> _Task directions_
Select the lines below containing the word "ylabel".

[Start Material for this task]

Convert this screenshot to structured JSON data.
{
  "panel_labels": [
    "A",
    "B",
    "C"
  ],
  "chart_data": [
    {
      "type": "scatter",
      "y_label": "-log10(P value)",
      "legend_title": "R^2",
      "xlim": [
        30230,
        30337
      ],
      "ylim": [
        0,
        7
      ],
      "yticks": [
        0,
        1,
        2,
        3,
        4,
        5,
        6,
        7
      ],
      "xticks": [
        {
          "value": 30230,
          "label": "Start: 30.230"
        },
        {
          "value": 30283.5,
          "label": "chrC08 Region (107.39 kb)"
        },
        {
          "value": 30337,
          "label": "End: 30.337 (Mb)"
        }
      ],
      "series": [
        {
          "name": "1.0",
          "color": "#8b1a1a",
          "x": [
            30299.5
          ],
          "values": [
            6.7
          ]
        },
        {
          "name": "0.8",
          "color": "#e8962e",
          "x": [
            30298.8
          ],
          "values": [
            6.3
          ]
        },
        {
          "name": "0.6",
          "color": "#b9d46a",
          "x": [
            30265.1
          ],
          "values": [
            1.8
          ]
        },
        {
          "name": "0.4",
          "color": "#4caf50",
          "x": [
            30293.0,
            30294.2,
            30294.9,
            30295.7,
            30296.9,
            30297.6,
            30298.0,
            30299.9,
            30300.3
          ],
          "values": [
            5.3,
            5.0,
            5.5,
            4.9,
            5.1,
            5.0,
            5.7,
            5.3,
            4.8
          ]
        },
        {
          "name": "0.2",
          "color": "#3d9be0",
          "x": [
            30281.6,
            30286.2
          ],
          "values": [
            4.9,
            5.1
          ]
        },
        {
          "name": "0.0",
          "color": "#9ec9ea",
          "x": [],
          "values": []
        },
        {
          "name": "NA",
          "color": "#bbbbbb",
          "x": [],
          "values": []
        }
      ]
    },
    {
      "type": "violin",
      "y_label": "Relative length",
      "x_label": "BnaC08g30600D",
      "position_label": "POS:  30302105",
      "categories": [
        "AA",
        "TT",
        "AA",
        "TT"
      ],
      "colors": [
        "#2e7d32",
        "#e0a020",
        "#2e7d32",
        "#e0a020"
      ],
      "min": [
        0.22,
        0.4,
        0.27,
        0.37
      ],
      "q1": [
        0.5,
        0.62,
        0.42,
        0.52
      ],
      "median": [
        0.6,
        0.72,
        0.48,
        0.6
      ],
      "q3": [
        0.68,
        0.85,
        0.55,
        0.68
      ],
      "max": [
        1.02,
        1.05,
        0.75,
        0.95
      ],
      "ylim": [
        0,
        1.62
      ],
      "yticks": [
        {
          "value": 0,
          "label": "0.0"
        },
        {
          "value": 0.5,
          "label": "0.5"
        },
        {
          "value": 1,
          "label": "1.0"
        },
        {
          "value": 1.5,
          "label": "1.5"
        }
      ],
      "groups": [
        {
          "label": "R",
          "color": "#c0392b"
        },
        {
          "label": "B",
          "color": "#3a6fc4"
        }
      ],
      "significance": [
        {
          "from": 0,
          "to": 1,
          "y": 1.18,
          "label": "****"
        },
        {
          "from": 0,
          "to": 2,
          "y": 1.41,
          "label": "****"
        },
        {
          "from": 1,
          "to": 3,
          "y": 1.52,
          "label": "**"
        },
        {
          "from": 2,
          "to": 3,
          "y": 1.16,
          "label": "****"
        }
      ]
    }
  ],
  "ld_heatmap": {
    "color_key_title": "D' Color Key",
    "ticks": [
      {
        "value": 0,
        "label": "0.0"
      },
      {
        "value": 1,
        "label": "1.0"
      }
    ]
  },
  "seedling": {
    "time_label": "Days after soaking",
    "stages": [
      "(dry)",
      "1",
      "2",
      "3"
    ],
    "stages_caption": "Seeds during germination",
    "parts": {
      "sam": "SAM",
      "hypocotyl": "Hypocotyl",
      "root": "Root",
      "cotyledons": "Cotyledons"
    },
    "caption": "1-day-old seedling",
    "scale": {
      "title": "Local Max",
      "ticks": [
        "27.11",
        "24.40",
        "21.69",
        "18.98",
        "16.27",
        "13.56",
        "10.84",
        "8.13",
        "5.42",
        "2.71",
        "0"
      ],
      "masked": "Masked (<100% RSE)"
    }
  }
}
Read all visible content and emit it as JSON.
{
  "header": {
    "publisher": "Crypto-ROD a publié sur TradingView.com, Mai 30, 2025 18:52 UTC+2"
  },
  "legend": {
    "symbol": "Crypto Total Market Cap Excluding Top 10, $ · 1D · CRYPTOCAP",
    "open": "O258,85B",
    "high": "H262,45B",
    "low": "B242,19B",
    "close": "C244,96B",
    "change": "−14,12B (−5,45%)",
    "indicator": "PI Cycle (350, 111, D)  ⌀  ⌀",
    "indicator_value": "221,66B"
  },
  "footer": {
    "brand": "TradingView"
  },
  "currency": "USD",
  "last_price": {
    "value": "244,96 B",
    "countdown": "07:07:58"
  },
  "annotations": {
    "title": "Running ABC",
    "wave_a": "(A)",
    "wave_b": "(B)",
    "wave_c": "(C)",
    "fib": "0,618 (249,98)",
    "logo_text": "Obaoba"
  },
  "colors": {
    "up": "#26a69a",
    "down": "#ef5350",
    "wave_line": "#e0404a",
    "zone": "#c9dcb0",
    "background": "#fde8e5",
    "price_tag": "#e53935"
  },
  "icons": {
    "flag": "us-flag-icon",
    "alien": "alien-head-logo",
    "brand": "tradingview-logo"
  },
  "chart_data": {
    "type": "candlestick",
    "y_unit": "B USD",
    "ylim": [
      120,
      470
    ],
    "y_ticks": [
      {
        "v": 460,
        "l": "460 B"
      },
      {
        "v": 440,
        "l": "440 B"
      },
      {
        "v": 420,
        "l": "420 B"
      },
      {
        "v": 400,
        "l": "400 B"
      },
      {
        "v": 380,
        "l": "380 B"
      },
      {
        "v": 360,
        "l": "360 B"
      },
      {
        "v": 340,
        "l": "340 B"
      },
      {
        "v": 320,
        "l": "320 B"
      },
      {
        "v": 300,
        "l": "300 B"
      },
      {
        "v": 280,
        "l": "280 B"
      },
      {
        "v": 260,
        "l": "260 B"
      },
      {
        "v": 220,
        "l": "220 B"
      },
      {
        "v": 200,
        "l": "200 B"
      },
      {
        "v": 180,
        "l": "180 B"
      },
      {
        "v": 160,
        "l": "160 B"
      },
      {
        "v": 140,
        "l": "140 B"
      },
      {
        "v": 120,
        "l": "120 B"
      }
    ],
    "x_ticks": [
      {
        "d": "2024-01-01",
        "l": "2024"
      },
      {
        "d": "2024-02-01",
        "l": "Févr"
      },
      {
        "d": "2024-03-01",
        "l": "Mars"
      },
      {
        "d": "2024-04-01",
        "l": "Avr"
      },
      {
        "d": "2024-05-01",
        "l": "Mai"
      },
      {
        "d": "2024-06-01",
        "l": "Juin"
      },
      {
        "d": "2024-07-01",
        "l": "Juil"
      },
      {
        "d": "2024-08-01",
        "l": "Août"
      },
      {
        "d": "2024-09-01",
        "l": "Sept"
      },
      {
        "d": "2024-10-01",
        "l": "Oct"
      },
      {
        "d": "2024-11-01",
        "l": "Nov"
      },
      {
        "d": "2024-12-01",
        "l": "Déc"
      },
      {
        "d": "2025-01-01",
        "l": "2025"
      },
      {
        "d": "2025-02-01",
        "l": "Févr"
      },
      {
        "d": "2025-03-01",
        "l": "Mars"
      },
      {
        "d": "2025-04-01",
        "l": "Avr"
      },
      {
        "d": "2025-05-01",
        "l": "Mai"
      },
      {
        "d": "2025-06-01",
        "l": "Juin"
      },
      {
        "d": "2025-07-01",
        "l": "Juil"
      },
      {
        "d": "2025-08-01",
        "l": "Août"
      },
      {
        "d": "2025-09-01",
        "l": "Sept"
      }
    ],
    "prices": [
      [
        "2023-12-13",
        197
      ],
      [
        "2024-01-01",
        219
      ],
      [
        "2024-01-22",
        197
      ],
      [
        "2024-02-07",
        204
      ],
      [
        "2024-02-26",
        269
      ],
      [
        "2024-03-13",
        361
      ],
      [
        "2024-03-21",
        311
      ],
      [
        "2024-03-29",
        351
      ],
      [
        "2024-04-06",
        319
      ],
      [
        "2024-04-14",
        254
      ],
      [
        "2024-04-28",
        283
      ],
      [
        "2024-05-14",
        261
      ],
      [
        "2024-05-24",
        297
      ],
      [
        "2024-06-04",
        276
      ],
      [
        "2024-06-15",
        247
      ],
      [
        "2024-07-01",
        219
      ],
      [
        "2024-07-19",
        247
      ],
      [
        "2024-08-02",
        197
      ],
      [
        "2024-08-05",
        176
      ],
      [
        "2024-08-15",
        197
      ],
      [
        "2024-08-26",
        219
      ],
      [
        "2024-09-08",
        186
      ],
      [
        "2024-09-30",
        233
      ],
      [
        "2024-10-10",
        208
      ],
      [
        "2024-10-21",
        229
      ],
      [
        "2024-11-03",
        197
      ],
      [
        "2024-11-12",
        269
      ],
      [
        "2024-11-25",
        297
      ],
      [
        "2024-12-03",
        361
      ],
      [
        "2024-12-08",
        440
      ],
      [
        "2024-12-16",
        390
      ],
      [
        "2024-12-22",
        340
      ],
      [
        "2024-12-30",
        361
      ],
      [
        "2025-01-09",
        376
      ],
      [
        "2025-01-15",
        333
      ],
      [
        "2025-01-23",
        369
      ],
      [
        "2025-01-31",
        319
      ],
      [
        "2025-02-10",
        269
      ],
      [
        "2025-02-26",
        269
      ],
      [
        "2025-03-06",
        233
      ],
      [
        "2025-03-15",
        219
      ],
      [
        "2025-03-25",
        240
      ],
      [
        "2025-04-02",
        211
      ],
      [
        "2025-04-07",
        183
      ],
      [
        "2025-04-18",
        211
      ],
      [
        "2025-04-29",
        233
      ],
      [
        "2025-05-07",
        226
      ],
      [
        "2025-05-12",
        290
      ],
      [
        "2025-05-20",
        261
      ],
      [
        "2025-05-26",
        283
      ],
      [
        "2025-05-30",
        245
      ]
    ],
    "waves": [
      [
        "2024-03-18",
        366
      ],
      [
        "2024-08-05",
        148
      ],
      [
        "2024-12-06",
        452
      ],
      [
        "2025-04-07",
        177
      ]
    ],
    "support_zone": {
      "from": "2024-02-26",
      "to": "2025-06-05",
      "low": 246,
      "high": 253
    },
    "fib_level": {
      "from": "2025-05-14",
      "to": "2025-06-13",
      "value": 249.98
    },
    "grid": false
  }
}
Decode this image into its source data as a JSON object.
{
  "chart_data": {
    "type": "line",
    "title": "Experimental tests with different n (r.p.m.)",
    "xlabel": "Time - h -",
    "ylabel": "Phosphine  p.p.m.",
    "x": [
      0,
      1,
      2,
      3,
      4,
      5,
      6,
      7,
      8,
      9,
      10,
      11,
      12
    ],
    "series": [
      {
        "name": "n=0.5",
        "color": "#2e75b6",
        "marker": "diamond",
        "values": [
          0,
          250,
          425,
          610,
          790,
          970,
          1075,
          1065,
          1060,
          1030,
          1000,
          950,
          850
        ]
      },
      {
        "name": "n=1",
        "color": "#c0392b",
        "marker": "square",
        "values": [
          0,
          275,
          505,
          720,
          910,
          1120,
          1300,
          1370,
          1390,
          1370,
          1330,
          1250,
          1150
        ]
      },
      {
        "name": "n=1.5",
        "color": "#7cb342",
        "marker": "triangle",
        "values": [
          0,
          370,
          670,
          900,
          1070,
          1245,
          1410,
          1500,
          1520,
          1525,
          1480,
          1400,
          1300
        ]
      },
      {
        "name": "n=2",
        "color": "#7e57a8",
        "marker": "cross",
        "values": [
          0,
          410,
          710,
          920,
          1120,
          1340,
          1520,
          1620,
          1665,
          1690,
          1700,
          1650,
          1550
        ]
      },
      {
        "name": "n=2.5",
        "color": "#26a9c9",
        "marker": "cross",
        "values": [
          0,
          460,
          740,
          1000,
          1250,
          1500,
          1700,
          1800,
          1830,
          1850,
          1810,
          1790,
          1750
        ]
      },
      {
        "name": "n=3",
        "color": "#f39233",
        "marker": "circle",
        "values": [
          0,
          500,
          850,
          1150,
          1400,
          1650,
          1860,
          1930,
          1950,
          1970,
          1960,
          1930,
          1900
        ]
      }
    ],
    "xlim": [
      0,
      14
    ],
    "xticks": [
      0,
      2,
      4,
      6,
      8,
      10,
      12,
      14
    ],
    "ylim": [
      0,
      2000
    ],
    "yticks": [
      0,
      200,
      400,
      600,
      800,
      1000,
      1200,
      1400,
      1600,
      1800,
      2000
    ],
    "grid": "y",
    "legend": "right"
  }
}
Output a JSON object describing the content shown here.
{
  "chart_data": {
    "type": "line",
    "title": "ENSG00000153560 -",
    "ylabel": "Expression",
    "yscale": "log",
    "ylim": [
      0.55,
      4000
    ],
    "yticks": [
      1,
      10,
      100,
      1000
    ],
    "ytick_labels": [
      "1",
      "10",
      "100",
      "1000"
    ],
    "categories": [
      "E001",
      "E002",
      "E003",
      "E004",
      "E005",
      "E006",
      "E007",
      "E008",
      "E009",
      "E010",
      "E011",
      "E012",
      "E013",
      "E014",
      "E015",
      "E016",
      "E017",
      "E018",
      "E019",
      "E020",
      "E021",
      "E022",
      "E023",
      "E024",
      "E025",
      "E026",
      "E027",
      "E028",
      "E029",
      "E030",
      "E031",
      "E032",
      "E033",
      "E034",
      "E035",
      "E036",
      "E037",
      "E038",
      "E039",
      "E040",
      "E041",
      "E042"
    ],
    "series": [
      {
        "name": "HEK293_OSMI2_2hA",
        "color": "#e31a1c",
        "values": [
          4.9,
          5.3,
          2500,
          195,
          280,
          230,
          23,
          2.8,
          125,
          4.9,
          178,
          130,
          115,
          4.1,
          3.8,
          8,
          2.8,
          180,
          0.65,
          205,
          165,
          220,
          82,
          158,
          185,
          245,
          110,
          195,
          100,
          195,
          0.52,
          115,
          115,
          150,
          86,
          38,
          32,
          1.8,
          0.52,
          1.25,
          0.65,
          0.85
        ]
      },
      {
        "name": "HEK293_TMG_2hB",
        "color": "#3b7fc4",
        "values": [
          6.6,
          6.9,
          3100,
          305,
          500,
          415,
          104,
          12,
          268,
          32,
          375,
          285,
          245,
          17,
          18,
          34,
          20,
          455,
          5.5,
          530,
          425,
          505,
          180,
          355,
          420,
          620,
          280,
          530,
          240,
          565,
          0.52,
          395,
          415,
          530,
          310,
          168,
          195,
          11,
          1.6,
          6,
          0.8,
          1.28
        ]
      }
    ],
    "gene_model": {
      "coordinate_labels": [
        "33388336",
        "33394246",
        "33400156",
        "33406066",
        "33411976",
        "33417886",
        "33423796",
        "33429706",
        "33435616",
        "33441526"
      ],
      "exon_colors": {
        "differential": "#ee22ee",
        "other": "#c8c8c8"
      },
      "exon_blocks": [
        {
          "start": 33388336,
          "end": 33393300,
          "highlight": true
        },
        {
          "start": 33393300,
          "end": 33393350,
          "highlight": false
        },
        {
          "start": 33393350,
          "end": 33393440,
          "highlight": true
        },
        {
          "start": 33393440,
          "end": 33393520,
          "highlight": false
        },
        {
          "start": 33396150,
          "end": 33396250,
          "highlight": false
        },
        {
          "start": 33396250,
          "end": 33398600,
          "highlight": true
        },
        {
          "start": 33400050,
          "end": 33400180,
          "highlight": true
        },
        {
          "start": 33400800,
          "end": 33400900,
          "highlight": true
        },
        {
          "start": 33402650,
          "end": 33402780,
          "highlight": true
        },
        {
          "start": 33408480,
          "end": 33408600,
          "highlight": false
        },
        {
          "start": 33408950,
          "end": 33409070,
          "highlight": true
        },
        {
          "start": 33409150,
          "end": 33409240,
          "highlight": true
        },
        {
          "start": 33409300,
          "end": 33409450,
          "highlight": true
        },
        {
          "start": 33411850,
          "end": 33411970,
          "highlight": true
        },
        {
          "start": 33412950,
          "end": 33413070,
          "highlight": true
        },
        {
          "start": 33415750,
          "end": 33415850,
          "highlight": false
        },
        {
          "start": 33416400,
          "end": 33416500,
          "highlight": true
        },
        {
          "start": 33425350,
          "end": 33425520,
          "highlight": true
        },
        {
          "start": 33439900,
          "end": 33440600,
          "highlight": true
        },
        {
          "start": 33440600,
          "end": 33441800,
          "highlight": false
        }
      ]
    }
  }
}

[End Material for this task]

> _Answer for this exercise_
    "ylabel": "Phosphine  p.p.m.",
    "ylabel": "Expression",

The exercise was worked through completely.